▶ _INPUT MATERIAL_:
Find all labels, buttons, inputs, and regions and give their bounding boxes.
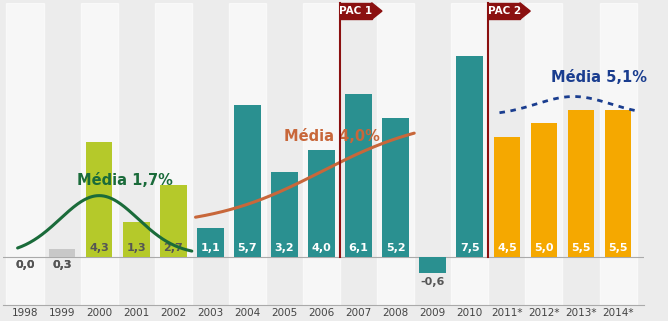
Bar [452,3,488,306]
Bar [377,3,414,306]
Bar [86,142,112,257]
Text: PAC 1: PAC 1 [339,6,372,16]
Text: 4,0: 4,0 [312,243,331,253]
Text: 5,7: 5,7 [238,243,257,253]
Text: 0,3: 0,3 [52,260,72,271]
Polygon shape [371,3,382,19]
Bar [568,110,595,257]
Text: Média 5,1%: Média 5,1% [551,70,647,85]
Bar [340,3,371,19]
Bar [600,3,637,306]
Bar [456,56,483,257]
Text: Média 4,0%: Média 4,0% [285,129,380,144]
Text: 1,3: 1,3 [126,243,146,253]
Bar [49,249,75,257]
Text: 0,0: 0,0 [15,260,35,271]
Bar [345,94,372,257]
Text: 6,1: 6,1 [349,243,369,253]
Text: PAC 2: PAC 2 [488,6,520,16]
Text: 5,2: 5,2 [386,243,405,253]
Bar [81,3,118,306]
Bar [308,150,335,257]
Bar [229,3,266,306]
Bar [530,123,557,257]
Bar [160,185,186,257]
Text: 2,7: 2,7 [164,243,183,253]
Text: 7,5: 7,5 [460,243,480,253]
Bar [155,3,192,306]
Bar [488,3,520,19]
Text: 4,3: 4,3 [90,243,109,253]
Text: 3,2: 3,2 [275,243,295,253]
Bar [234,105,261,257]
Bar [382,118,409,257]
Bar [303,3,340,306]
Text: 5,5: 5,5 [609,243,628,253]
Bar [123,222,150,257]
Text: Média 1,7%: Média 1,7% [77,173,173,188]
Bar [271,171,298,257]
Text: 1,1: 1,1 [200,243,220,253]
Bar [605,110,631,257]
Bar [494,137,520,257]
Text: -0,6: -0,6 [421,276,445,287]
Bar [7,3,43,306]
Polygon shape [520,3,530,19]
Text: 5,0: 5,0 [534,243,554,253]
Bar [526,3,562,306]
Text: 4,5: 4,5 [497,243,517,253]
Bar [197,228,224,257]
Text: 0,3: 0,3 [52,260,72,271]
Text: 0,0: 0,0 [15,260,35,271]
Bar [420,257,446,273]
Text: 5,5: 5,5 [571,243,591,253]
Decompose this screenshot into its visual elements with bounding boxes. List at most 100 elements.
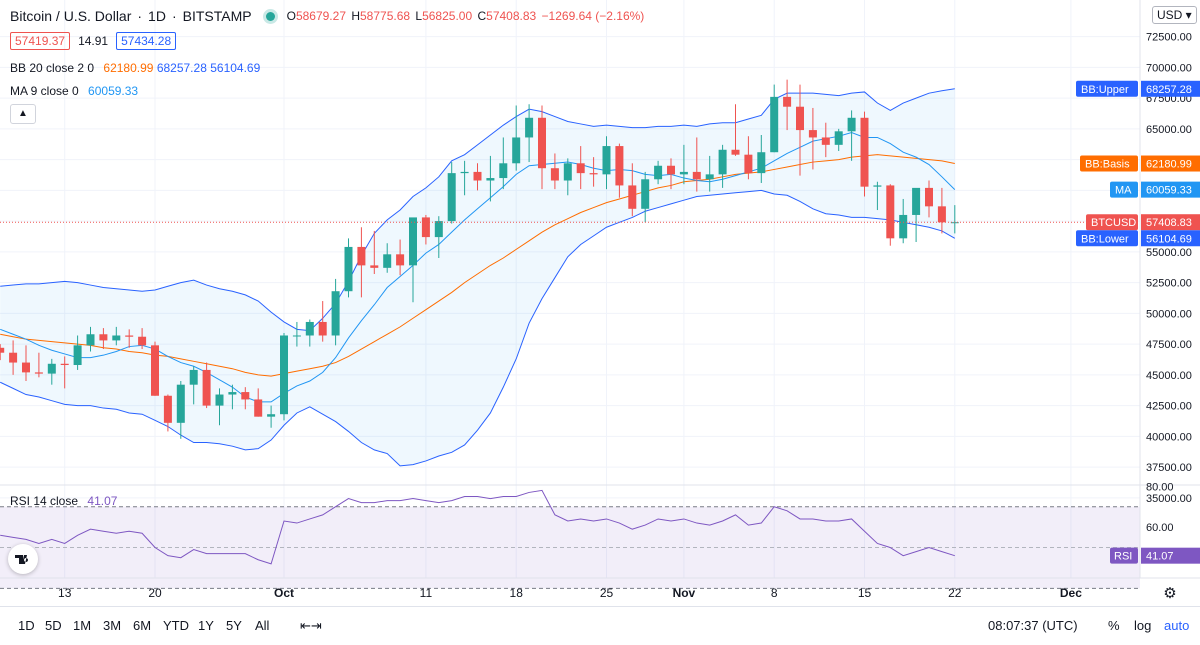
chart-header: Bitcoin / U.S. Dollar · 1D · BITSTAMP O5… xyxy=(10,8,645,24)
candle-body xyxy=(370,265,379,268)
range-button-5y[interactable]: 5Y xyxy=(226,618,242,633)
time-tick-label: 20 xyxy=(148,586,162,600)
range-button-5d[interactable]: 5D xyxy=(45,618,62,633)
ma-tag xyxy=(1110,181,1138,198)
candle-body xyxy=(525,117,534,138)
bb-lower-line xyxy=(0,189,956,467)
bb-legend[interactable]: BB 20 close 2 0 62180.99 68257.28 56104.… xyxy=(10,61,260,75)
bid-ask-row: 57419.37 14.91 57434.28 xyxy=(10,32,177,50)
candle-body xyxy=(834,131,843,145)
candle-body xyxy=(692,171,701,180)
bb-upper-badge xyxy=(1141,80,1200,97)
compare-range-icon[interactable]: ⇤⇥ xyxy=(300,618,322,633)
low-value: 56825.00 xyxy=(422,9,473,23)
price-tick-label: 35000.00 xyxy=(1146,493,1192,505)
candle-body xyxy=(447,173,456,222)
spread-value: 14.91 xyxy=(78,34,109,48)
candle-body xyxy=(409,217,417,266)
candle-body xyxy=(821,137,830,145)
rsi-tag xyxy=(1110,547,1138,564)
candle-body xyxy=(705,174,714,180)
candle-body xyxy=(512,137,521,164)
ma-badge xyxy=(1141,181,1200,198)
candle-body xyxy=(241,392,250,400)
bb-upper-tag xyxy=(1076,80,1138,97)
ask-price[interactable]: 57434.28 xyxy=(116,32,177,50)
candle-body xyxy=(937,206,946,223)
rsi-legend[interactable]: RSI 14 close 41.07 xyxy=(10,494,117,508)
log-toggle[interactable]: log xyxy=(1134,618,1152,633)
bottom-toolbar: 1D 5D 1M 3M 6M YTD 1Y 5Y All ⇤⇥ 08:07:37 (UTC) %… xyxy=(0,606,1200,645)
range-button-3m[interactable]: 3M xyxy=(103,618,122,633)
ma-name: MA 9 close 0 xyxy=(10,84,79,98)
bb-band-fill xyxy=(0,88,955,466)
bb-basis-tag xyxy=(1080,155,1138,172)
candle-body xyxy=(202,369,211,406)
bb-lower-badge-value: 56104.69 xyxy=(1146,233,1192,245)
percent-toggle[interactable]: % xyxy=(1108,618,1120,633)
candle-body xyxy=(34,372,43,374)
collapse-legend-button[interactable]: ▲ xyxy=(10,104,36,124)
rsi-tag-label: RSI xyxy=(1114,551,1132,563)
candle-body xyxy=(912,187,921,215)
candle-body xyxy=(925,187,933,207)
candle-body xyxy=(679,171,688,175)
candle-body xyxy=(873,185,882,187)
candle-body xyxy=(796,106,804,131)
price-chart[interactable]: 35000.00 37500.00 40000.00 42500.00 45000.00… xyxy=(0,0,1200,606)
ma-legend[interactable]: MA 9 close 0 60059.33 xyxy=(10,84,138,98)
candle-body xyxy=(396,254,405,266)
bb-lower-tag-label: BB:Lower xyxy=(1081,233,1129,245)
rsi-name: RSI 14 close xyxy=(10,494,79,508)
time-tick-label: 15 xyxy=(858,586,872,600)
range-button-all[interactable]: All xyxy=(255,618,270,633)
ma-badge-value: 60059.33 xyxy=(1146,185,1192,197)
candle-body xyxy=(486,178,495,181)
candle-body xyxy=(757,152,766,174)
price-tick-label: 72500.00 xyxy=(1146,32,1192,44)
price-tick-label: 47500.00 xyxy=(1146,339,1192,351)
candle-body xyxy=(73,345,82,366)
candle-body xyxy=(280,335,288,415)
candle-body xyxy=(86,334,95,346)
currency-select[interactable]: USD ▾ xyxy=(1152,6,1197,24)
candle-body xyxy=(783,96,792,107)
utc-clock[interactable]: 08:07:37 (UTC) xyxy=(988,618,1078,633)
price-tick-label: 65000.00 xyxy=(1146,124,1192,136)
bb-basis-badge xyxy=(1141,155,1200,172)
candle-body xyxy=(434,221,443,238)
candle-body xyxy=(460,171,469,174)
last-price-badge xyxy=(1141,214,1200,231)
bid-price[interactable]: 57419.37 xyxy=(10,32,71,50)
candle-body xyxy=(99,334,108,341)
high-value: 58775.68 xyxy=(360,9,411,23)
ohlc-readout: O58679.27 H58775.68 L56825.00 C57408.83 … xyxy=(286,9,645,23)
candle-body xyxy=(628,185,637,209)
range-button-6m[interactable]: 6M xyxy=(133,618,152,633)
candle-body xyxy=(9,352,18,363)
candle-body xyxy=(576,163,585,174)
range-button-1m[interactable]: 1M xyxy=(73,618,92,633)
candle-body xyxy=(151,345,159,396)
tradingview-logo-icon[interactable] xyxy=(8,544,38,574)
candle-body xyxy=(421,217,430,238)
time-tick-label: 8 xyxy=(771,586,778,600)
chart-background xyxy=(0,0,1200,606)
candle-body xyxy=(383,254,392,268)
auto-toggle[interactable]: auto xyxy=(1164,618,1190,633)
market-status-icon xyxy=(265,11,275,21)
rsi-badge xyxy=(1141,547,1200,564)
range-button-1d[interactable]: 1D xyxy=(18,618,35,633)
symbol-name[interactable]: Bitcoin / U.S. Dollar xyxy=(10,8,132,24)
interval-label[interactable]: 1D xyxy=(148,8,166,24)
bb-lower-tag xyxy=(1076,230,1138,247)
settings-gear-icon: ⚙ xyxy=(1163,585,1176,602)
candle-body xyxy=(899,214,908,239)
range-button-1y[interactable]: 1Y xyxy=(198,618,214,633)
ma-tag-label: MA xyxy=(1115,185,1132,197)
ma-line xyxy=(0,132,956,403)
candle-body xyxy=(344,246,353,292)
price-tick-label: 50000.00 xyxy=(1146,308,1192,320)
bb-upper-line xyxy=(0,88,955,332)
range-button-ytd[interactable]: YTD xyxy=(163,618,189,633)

▶ _DO THIS_:
Print the lines of the listing from the line with "Bar [452,3,488,306]" to the line with "Bar [160,185,186,257]", both included, exactly as they appear.

▶ _SOLUTION TO THIS PROBLEM_:
Bar [452,3,488,306]
Bar [377,3,414,306]
Bar [86,142,112,257]
Text: PAC 1: PAC 1 [339,6,372,16]
Text: 4,0: 4,0 [312,243,331,253]
Text: 5,7: 5,7 [238,243,257,253]
Text: 0,3: 0,3 [52,260,72,271]
Polygon shape [371,3,382,19]
Bar [568,110,595,257]
Text: Média 5,1%: Média 5,1% [551,70,647,85]
Bar [340,3,371,19]
Bar [600,3,637,306]
Bar [456,56,483,257]
Text: Média 4,0%: Média 4,0% [285,129,380,144]
Text: 1,3: 1,3 [126,243,146,253]
Bar [49,249,75,257]
Text: 0,0: 0,0 [15,260,35,271]
Bar [345,94,372,257]
Text: 6,1: 6,1 [349,243,369,253]
Text: PAC 2: PAC 2 [488,6,520,16]
Text: 5,2: 5,2 [386,243,405,253]
Bar [81,3,118,306]
Bar [308,150,335,257]
Bar [229,3,266,306]
Bar [530,123,557,257]
Bar [160,185,186,257]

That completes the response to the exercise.